PROBLEM >> Could you reproduce the data center cooling post below word for word, from its title line to its final bullet?

PAGE EXTRACT >>
┄┄┄┄┄┄┄┄┄┄

Long paper on data center cooling

SemiAnalysis.com has a new long article on DataCenter Cooling that’s worth a skim for potential/existing NVDA and SMCI investors. They gather data directly and indirectly from industry players, and even from drone footage to see what’s installed outside the data center buildings.

Demand for Liquid Cooling is underestimated and will lead to an increase in inefficient “bridge” solutions as there won’t be enough liquid-cooling capable datacenters.

• Nvidia shook the entire Datacenter Industry in March when it announced that its state-of-the-art AI computing platform would be a 120kW, 72-GPU rack exclusively cooled via Direct-to-Chip Liquid Cooling (DLC)… DLC is not a new technology, but it has long been confined to cost-insensitive R&D government supercomputers that operate at >100kW rack density – and Google’s custom AI infrastructure.
• Cooling is the second largest capital expense for a datacenter, after electrical.
• Google and Meta operate very power efficient datacenters, while Microsoft and AWS are less efficient. 60%-80% of that is cooling.
• The way Meta achieves its high efficiency requires it to take longer to build its datacenters, and so because time to get compute up is so important, Meta has scrapped that system in favor of less efficient systems.

┄┄┄┄┄┄┄┄┄┄

GIVEN ENTRIES >>
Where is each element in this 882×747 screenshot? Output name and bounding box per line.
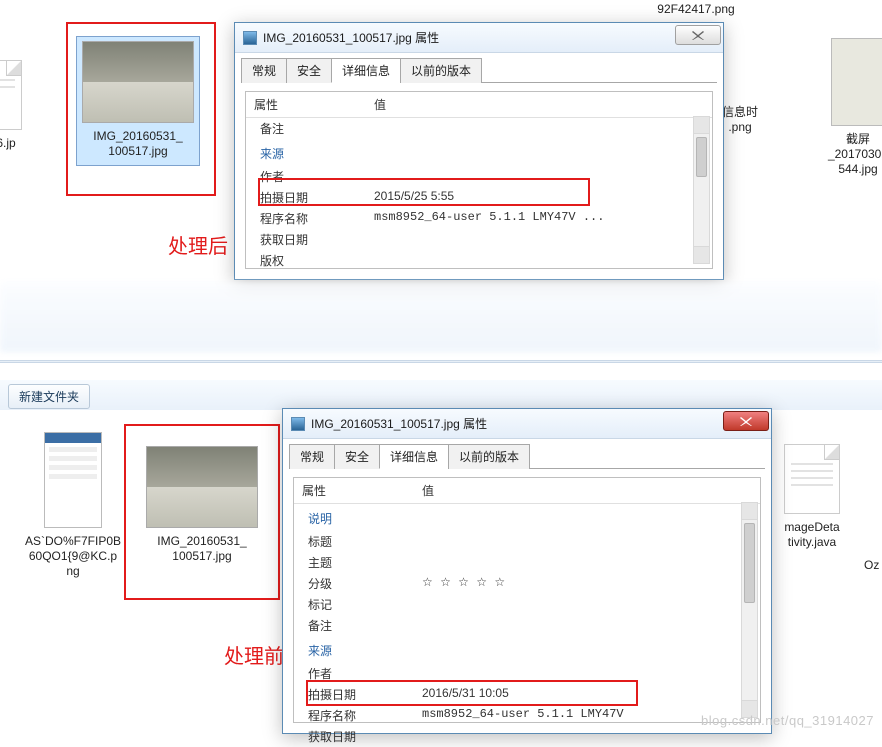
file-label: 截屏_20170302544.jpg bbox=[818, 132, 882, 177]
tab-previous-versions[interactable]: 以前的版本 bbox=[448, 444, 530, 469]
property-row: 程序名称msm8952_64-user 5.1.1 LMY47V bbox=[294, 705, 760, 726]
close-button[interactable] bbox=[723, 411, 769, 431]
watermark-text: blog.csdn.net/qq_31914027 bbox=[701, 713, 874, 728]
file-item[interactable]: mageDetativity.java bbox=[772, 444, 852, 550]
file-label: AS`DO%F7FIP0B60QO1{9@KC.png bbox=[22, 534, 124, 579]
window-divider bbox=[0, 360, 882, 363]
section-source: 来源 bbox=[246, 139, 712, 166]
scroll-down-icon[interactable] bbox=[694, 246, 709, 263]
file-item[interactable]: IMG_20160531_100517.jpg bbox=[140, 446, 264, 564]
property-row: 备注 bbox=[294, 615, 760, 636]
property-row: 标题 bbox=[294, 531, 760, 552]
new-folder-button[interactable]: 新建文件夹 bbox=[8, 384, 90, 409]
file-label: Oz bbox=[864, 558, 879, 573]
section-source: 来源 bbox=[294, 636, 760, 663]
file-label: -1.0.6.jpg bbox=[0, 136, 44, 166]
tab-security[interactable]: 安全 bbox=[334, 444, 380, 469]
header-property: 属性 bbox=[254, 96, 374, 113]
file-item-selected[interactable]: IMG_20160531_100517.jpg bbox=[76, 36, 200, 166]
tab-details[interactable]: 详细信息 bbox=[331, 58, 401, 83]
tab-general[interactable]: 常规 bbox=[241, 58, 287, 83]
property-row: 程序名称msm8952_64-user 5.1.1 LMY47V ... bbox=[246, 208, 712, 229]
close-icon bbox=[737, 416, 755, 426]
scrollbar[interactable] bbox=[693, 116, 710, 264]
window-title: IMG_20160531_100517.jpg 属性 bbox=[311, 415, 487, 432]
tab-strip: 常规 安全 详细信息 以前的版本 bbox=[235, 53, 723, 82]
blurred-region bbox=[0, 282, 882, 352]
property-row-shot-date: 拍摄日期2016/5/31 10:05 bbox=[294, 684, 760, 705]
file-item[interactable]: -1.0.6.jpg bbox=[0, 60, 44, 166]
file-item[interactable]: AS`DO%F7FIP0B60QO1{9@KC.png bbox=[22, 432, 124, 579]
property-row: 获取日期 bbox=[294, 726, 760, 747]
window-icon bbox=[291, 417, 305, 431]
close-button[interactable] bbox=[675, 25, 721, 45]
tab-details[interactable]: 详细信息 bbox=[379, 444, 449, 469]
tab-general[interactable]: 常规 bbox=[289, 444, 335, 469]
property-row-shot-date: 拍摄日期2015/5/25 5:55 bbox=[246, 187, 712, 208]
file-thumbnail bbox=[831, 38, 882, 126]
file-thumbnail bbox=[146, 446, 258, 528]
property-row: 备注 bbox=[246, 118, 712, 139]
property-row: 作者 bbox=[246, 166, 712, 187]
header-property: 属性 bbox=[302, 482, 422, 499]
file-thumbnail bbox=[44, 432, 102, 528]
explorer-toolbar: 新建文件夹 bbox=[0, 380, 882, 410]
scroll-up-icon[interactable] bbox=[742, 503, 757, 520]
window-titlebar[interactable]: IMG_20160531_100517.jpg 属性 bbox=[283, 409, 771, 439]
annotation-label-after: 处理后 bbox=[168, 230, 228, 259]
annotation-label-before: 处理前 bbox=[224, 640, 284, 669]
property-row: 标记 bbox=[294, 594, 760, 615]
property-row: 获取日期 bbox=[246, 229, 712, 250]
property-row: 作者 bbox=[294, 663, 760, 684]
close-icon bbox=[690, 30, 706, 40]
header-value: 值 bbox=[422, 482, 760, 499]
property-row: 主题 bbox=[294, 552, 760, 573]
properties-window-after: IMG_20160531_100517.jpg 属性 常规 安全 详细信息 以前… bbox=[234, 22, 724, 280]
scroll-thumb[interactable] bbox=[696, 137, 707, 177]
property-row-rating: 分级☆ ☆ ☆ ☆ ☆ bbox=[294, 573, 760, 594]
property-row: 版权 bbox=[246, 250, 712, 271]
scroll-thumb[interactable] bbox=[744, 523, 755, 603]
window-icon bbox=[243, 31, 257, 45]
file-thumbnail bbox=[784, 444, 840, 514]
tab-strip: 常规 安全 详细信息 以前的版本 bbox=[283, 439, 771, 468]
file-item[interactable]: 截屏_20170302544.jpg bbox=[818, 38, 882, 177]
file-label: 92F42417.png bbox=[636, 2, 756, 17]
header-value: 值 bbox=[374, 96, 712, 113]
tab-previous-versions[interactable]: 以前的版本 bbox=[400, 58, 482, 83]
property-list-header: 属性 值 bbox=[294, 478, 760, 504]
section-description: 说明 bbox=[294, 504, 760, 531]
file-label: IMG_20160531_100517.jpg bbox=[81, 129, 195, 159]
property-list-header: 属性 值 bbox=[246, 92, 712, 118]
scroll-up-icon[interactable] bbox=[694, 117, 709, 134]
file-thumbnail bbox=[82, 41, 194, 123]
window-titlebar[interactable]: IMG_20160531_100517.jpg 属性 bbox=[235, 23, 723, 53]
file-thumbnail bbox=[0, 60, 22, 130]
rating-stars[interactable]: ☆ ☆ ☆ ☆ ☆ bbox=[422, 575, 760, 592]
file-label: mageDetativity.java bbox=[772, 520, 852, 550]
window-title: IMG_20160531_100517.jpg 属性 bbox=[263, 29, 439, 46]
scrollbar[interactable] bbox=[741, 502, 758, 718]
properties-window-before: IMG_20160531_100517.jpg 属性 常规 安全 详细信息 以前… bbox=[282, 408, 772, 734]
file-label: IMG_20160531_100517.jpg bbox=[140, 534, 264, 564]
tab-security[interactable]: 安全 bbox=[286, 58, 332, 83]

┄┄┄┄┄┄┄┄┄┄

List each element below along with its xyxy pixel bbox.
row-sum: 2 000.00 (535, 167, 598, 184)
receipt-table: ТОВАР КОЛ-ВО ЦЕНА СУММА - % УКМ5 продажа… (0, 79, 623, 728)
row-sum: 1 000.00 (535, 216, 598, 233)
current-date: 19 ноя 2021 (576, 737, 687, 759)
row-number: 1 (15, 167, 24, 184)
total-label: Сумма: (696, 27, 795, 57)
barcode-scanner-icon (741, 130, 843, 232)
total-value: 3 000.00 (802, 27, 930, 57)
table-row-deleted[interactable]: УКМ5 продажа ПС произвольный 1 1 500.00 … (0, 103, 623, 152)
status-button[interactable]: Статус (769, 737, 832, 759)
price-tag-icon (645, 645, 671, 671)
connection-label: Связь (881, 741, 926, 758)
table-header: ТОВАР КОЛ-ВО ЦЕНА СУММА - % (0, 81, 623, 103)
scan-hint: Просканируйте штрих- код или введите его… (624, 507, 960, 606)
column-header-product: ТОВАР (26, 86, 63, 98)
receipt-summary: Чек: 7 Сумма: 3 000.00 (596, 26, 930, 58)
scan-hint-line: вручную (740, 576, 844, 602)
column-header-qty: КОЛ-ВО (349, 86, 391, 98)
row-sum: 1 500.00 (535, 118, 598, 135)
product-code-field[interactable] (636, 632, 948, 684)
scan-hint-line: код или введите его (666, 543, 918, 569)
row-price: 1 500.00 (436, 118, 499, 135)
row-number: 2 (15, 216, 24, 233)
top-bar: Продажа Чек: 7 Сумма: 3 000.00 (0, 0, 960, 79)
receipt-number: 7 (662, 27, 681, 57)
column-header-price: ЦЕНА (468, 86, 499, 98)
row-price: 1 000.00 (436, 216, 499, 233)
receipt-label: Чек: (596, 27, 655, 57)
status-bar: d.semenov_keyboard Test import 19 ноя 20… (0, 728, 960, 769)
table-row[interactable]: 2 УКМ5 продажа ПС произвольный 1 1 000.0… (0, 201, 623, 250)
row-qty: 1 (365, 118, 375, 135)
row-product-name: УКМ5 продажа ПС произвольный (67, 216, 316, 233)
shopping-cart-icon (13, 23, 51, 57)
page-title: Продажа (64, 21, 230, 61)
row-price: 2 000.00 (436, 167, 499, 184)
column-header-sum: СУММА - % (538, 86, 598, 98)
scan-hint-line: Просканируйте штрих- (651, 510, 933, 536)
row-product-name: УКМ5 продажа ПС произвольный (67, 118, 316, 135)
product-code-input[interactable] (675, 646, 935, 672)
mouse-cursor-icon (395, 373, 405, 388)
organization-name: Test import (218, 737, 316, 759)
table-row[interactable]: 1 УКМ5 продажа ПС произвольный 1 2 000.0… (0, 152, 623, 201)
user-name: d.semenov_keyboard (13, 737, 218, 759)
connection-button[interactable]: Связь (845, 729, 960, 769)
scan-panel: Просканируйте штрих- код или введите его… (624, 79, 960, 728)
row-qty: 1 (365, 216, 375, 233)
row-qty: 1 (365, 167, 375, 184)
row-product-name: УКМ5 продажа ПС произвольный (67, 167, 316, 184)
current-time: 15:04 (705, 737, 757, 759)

┄┄┄┄┄┄┄┄┄┄

SOLVED PROBLEM >>
Long paper on data center cooling

SemiAnalysis.com has a new long article on DataCenter Cooling that’s worth a skim for potential/existing NVDA and SMCI investors. They gather data directly and indirectly from industry players, and even from drone footage to see what’s installed outside the data center buildings.

Demand for Liquid Cooling is underestimated and will lead to an increase in inefficient “bridge” solutions as there won’t be enough liquid-cooling capable datacenters.

• Nvidia shook the entire Datacenter Industry in March when it announced that its state-of-the-art AI computing platform would be a 120kW, 72-GPU rack exclusively cooled via Direct-to-Chip Liquid Cooling (DLC)… DLC is not a new technology, but it has long been confined to cost-insensitive R&D government supercomputers that operate at >100kW rack density – and Google’s custom AI infrastructure.
• Cooling is the second largest capital expense for a datacenter, after electrical.
• Google and Meta operate very power efficient datacenters, while Microsoft and AWS are less efficient. 60%-80% of that is cooling.
• The way Meta achieves its high efficiency requires it to take longer to build its datacenters, and so because time to get compute up is so important, Meta has scrapped that system in favor of less efficient systems.